◆ **BRIEF**
From the entries below, gather each line containing the word "JSON".

◆ **INPUT MATERIAL**
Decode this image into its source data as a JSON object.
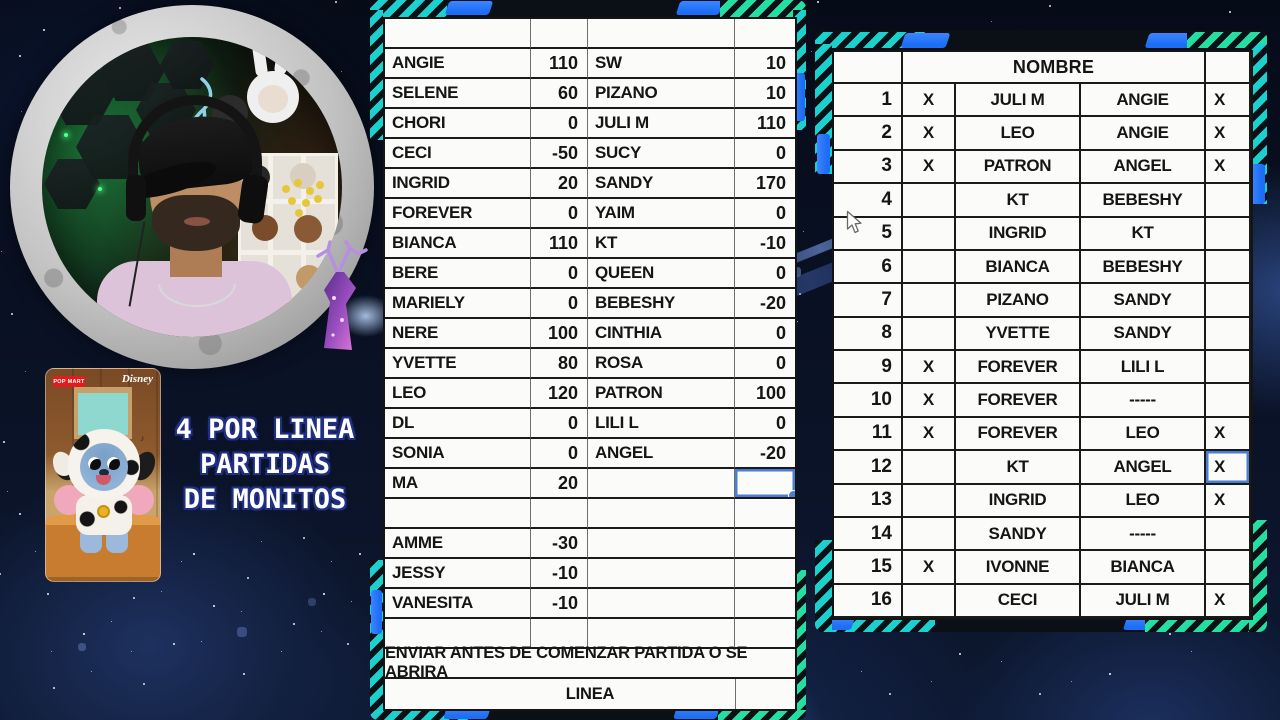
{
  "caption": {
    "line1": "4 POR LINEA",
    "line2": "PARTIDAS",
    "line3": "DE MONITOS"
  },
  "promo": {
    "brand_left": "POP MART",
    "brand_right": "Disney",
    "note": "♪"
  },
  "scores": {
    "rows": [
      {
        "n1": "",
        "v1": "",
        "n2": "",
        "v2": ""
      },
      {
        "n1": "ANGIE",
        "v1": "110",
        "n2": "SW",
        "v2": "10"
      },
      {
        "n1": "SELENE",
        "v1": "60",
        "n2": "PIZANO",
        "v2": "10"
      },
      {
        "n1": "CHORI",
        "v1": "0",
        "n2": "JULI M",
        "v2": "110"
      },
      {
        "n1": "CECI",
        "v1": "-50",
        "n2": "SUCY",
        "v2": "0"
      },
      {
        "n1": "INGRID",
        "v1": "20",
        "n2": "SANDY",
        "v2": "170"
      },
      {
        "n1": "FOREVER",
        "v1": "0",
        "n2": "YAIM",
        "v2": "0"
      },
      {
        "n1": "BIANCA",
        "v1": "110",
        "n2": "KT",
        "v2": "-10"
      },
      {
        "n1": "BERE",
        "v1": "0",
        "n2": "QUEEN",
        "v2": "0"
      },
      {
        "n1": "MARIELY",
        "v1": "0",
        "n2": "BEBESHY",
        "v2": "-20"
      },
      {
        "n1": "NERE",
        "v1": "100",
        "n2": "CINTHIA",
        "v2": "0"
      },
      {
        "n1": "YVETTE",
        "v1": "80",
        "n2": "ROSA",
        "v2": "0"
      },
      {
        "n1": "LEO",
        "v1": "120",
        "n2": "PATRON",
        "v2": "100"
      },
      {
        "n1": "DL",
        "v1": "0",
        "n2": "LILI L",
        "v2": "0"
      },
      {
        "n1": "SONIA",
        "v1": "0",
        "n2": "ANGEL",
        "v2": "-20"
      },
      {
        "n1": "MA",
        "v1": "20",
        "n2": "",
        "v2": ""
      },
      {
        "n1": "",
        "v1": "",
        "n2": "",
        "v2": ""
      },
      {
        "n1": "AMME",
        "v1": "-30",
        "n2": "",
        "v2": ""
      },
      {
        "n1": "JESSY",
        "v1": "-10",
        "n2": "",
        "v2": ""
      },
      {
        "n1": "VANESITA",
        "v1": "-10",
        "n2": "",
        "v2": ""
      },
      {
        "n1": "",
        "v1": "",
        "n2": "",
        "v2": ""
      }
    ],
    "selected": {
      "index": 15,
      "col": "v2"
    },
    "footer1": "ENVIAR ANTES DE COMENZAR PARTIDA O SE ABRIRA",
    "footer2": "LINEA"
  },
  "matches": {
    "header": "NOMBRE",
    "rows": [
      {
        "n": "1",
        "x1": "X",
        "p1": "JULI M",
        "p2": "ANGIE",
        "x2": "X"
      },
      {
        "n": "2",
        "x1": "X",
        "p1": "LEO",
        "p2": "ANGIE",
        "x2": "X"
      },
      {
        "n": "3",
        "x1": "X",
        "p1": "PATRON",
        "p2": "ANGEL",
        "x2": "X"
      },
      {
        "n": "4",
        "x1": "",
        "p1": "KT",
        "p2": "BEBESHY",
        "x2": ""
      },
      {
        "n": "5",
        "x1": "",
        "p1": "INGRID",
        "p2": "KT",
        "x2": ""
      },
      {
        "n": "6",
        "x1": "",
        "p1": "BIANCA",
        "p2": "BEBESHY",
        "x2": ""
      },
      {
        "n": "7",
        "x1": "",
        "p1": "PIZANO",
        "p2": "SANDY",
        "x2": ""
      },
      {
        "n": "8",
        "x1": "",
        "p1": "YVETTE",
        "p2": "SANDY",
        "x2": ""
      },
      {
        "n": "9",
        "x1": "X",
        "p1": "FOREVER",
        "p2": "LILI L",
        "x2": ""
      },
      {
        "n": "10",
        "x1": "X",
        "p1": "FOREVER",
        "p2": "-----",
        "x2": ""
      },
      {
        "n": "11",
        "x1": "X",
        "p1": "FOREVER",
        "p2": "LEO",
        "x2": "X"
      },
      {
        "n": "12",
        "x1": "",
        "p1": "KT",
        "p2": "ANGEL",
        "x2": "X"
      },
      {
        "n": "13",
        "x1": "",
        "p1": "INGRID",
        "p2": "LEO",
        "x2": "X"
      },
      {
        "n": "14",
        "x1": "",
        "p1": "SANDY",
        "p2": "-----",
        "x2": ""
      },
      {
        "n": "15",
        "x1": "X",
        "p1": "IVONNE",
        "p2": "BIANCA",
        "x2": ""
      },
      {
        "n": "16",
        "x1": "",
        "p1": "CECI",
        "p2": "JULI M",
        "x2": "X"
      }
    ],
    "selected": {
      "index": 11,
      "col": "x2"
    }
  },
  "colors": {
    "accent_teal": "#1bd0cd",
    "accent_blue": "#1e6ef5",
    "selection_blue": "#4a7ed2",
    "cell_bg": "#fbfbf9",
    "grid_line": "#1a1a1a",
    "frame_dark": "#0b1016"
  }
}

--

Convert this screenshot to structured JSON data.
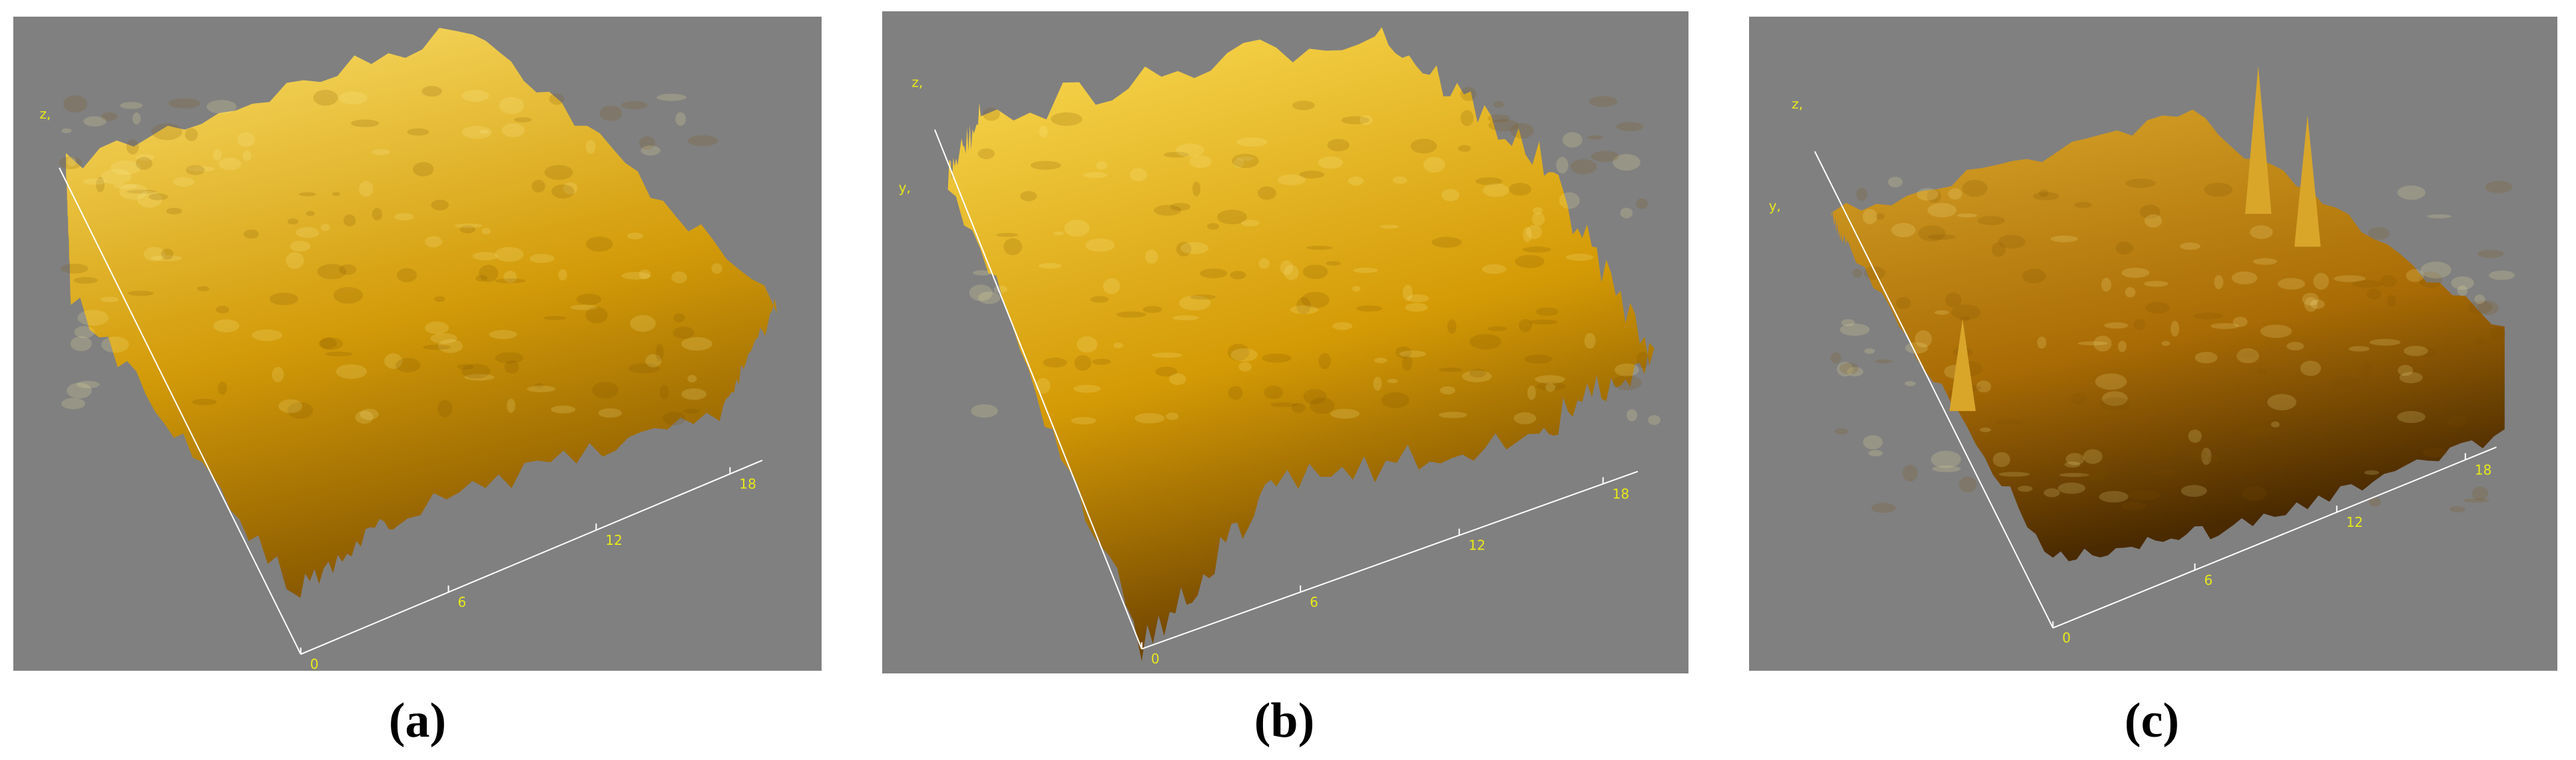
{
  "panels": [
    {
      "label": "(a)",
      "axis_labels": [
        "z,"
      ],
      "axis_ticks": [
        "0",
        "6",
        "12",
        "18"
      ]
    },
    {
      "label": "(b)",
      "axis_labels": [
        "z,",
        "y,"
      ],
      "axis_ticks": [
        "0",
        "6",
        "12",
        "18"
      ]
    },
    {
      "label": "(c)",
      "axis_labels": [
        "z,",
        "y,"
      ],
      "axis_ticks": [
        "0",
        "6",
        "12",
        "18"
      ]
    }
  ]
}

...

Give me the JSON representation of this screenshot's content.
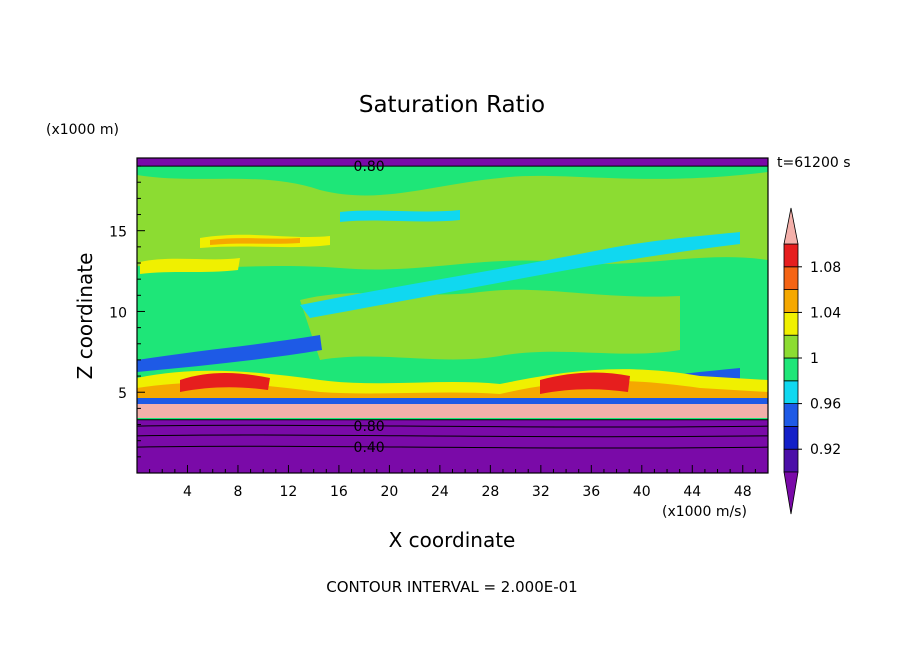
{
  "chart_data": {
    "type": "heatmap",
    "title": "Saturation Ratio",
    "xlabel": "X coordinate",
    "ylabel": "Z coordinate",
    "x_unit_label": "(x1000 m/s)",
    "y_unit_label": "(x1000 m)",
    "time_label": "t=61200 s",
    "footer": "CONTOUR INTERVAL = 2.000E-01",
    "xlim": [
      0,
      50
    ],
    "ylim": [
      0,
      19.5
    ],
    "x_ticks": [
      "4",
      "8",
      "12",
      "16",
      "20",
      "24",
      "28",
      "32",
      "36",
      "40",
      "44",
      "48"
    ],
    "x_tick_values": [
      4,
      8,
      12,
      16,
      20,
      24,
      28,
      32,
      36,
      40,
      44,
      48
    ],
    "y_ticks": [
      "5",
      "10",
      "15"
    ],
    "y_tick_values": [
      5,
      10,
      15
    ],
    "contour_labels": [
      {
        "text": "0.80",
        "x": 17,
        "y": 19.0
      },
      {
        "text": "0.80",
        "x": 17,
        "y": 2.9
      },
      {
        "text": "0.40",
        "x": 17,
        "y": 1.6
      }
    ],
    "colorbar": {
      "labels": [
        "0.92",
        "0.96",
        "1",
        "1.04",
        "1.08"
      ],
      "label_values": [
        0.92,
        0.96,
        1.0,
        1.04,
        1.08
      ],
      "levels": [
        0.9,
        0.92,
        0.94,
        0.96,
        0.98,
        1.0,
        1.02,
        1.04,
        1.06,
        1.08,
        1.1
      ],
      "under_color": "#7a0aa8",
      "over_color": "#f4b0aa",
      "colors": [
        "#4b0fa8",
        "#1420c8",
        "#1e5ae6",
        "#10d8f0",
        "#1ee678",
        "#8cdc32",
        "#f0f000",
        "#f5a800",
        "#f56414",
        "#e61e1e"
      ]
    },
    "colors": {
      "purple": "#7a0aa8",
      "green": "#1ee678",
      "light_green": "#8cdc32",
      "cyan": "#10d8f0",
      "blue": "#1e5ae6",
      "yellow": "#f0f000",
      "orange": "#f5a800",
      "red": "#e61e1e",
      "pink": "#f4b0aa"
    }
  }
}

◆ **ANSWER FOR THIS EXERCISE**
Decode this image into its source data as a JSON object.
Convert this screenshot to structured JSON data.
Give me the JSON representation of this screenshot's content.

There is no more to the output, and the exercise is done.